Stated exercise 1 >>
According to the passage on federal energy purchasing, how often do agencies comply with FAR requirements?
Stated exercise 2 >>
Continue the passage on federal energy purchasing from its last sentence.

Selected passage >>
** begin **

Analysts at DOE’s Lawrence Berkeley National Laboratory (LBNL) track the degree to which federal contracting personnel comply with these requirements, based on solicitations posted on a website that lists all federal procurements valued at more than $25,000. The analysts distinguish between “legal (or FAR) compliance” (did the solicitation meet the minimum requirements under the FAR?) and “effective compliance” (did it contain additional language that increases the likelihood of getting a responsive offering?).

Compliance levels are low by either measure. According to LBNL, agencies comply with FAR requirements only 55 percent of the time. The effective compliance rate is a mere 38 percent.[22] Simply stated, federal buyers are requesting energy-efficient products only about half the time, which means the benefits of the sustainability requirements are going unrealized nearly as often as not.[23]

Renewable Energy

The federal government buys 54 terawatt hours of electricity annually—about the same amount used by Greece.[24] Most of that power is purchased by GSA and DOD’s Defense Logistics Agency (DLA). Both agencies buy electricity and natural gas in deregulated retail markets as well as wholesale markets. In addition, GSA maintains a 10-year contract for energy services (known as an AWC) with most regulated utilities in the United States, so that federal customers in that utility’s service area can purchase electricity and natural gas at pre-negotiated rates.

** end **

Extracted data >>
** begin **

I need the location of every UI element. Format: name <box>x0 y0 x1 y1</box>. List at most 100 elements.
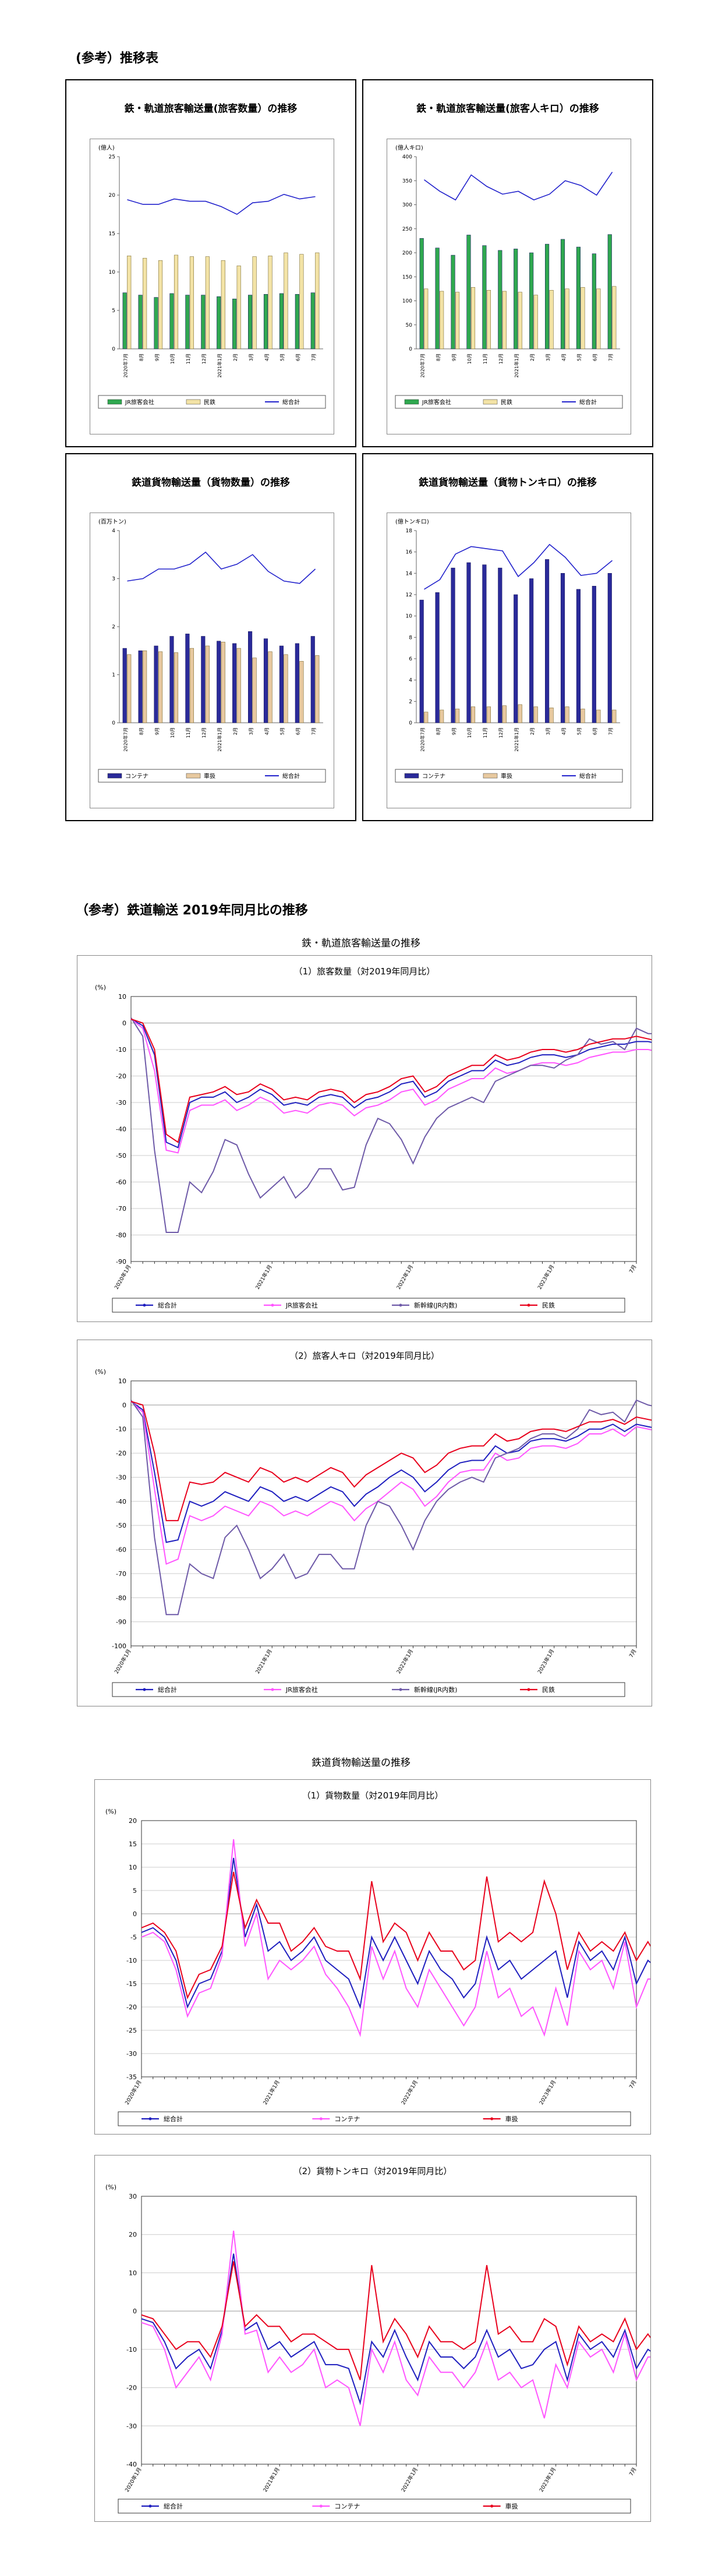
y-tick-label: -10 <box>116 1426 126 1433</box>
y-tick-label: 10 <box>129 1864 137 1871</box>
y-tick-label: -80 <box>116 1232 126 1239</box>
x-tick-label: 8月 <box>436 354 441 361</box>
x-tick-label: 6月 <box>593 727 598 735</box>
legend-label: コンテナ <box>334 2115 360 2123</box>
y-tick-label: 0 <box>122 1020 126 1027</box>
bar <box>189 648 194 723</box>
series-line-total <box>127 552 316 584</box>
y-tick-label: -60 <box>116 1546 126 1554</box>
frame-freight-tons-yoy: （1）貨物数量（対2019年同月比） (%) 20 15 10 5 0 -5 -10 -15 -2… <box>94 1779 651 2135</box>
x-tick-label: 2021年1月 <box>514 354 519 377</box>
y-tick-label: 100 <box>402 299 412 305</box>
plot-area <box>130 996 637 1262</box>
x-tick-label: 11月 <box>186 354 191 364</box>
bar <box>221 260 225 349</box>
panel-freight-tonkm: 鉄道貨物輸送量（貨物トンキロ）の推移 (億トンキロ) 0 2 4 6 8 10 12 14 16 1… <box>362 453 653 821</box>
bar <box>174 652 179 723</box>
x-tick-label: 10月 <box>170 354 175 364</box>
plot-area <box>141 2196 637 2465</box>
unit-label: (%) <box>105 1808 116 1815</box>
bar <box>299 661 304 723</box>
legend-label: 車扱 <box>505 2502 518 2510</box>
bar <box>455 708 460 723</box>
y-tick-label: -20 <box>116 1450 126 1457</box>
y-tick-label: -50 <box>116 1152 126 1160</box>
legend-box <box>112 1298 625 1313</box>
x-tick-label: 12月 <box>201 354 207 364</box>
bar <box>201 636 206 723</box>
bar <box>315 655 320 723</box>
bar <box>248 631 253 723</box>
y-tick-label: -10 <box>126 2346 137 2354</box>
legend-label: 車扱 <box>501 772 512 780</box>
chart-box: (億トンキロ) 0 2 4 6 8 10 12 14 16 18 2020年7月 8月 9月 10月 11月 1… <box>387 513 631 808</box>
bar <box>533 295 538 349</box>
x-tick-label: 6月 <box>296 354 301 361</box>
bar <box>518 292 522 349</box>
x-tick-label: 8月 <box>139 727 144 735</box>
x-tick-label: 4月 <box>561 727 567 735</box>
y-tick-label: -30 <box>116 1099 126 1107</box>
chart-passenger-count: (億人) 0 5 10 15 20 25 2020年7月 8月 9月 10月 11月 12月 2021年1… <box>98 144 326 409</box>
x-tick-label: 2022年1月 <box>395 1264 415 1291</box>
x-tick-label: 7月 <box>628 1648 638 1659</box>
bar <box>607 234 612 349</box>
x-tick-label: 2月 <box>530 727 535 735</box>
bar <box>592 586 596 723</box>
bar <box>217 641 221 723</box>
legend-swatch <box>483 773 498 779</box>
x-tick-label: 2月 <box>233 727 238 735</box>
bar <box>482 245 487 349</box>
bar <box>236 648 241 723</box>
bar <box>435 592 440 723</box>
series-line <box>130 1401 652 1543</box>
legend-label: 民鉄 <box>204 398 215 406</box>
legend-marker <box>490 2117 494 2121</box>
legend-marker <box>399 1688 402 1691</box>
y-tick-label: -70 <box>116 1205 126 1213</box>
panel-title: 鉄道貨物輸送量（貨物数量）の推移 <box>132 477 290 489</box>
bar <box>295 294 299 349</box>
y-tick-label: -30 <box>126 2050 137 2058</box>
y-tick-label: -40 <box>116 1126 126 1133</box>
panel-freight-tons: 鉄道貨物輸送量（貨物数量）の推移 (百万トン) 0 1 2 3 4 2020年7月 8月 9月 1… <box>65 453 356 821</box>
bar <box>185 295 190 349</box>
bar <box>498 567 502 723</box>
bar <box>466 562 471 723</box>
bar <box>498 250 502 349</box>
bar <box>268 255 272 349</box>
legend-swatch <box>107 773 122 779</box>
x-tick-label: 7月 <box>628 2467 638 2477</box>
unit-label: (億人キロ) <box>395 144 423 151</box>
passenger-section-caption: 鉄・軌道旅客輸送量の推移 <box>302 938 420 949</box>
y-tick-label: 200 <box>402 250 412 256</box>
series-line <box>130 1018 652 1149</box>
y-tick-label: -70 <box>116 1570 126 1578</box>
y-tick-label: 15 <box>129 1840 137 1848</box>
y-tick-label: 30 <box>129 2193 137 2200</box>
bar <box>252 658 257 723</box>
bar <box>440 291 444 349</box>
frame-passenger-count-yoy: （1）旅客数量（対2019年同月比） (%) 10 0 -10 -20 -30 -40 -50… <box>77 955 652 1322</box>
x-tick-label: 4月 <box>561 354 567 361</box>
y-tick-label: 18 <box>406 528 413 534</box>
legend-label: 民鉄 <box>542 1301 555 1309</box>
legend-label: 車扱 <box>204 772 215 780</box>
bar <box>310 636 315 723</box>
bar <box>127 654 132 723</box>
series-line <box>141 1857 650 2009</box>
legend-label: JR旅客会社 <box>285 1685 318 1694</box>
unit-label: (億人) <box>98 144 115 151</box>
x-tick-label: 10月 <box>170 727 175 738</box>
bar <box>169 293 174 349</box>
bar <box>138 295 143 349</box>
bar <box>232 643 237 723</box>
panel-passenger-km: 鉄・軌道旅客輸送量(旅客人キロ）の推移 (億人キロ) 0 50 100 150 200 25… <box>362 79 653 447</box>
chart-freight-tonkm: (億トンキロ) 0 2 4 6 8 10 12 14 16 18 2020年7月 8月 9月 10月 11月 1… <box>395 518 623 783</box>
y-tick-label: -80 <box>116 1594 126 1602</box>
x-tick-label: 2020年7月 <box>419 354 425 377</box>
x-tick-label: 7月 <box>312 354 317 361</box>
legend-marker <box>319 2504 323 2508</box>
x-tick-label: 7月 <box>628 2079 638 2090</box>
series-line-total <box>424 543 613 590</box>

** end **
** begin **

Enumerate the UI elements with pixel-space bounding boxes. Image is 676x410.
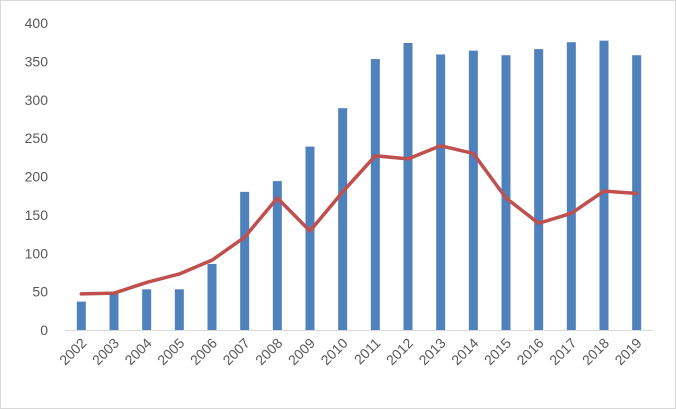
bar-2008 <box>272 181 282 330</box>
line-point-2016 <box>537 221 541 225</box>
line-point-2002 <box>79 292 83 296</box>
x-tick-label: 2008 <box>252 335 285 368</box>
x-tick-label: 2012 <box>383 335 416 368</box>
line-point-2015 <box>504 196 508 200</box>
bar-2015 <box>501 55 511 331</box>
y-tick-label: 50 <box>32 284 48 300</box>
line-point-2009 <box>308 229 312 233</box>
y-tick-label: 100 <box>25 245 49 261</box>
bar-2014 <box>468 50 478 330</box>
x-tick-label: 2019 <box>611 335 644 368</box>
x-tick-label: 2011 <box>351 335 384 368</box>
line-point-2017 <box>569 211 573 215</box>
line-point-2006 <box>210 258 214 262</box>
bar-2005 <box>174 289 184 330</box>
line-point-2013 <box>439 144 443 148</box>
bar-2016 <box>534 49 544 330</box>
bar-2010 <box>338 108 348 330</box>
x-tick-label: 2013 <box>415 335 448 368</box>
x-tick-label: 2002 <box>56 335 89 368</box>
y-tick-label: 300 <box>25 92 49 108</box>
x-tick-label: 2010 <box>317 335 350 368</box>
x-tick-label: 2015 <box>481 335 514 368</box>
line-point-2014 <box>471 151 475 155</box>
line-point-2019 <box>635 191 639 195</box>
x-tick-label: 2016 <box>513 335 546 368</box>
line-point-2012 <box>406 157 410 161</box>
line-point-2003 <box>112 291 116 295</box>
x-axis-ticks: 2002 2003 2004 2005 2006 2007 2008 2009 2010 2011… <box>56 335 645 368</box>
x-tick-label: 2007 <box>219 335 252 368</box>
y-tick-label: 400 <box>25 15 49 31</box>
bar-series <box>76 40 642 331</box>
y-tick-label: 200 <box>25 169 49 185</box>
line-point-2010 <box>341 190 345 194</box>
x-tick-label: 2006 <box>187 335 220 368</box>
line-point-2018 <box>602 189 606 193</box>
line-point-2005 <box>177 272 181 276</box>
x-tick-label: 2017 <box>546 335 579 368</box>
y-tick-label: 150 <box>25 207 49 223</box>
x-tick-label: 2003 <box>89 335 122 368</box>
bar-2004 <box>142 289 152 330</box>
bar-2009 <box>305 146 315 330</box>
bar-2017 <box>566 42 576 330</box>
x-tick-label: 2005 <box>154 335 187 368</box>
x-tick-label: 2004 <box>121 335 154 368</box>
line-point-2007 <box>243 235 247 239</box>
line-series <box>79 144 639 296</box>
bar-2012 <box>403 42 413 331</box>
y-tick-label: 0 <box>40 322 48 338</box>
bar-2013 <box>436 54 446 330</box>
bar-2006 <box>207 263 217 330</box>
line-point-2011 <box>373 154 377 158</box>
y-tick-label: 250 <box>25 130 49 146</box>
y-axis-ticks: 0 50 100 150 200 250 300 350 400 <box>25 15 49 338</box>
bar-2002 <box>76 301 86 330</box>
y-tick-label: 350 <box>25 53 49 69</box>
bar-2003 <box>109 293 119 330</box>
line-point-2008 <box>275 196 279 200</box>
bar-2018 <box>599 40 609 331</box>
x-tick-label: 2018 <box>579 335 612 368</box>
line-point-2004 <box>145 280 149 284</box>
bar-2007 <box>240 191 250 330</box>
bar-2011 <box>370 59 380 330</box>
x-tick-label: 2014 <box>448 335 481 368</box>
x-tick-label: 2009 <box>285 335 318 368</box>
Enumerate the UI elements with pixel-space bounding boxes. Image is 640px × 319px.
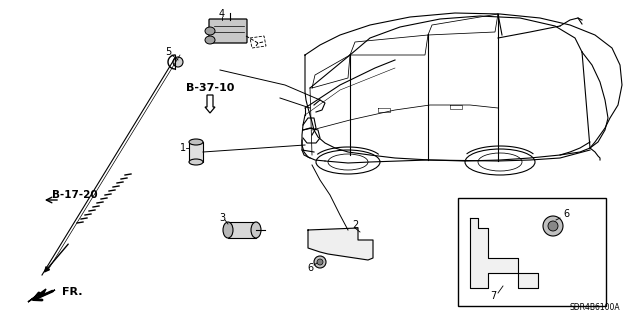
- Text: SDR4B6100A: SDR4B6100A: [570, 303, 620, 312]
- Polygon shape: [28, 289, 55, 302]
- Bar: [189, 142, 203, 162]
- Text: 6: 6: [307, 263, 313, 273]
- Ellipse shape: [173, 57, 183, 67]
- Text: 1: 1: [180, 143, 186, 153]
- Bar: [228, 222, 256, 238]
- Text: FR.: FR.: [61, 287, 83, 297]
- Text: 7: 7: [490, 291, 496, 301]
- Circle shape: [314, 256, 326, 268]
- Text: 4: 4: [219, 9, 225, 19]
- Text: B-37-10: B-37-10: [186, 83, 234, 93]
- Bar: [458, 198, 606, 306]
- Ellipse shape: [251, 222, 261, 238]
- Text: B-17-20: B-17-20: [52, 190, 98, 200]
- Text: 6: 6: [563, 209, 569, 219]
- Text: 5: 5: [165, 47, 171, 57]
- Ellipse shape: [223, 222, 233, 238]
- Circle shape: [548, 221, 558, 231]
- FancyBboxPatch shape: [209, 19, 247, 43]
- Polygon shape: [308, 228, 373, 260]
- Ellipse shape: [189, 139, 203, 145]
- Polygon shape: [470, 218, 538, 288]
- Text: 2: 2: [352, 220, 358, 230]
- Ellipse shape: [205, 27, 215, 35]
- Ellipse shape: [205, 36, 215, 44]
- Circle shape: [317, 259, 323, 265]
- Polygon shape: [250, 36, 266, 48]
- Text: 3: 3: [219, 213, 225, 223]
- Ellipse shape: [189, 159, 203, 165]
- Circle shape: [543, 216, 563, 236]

** end **
** begin **

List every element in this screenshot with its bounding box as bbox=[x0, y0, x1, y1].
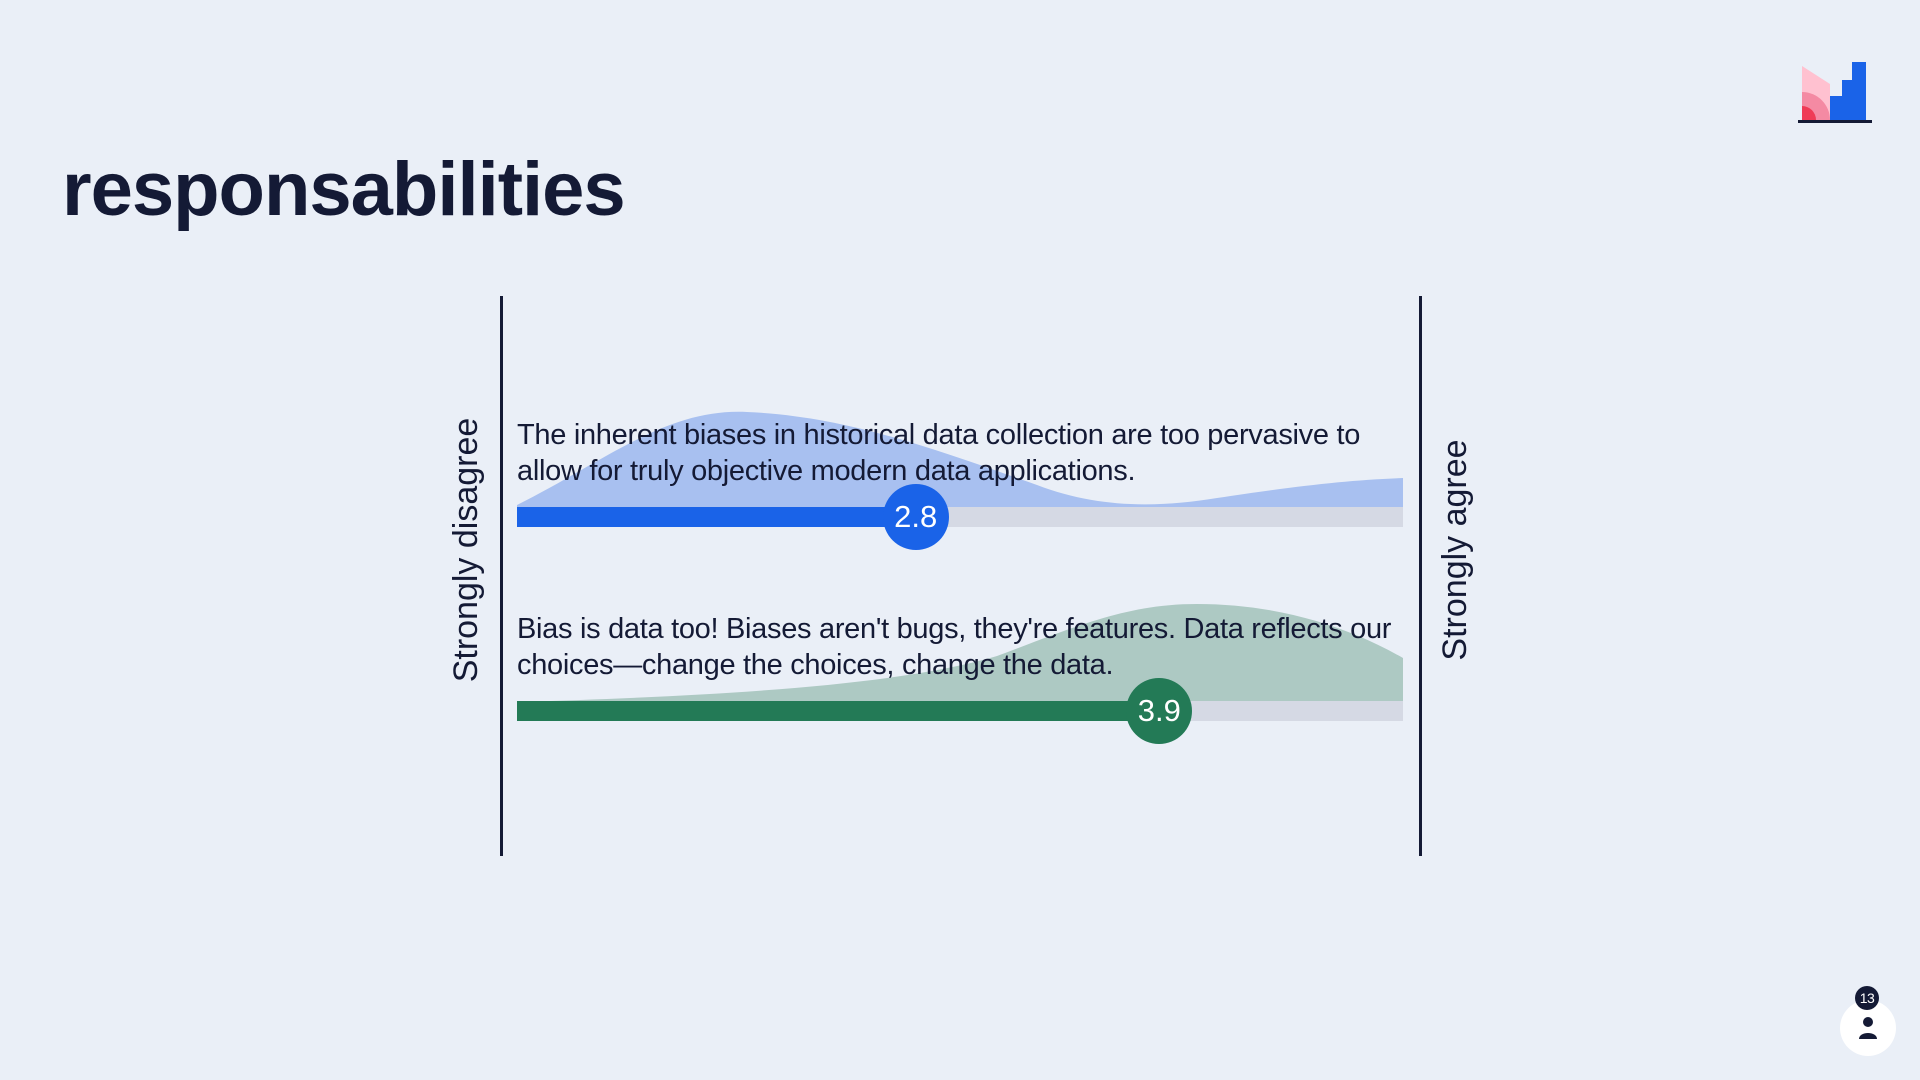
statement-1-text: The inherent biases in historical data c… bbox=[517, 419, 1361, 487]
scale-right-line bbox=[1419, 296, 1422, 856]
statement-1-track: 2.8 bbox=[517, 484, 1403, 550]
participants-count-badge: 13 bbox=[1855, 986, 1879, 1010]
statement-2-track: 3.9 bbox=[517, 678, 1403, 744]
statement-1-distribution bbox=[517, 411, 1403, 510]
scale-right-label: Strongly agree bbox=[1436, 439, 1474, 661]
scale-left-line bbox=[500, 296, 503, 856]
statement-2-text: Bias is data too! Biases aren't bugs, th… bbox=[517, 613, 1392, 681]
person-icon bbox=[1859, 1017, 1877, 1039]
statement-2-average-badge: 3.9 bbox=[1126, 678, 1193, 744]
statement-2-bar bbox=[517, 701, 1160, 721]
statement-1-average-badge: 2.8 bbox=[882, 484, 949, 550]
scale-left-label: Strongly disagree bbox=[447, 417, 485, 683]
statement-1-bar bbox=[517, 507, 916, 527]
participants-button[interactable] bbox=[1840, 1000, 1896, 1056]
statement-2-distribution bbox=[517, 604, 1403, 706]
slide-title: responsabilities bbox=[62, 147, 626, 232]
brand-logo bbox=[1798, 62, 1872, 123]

** end **

Exercise output 1 >>
Only 55 percent of the time.

Exercise output 2 >>
EPACT 2005 required agencies to use renewable energy in an amount equal to at least 7.5 percent of their facility electricity use by 2013 and every year thereafter. As shown in figure 3, the federal government met that EPACT goal, using 9.2 percent renewable electrical energy in 2013—up from 3.4 percent in 2008. Agencies met the goal largely by purchasing RECs. During the Trump administration, agencies reduced their REC purchases, and renewable energy as a share of federal electricity use dropped by a third—although it has remained above the EPACT target, and it was 10.0 percent in 2021.

Figure 3: Federal government renewable electricity use[25]

 image

The EPACT metric actually understates the federal government’s achievement because the Army, Navy, and Air Force have deployed a large amount of utility-scale renewable energy (largely solar) that does not count toward the EPACT goal. (EPACT counts only power that is consumed on site, whereas much of the power generated on DOD bases is exported to the grid.)

Key Obstacles to Sustainable Procurement

Why have federal agencies repeatedly failed to meet the requirements for sustainable procurement? In a nutshell, sustainability requirements are an unfunded and unenforced mandate on budget-strapped agencies whose mission does not include clean energy. The higher up-front cost of many clean energy technologies poses a particular challenge because of the nature of the federal budget and federal procurement processes. By contrast, DOD-/NASA-style technology procurement is mission driven, and most such procurement is adequately funded because appropriations follow mission. In fact, as early adopters, DOD and NASA often pay a premium for higher-performing technologies. This section looks at three key obstacles to sustainable procurement: the limited alignment of clean energy with federal agency missions, inadequate funding and perverse federal budget rules, and the federal procurement process itself.

Obstacle #1: Limited Alignment With Agency Missions

Federal agencies exist to carry out specific missions, many of which have deep historic roots. Everything about a federal agency—its budget, organization, staffing, and culture—is presumptively designed to achieve the agency’s mission. Anyone who has worked in government knows that agencies go to extraordinary lengths to perform their missions.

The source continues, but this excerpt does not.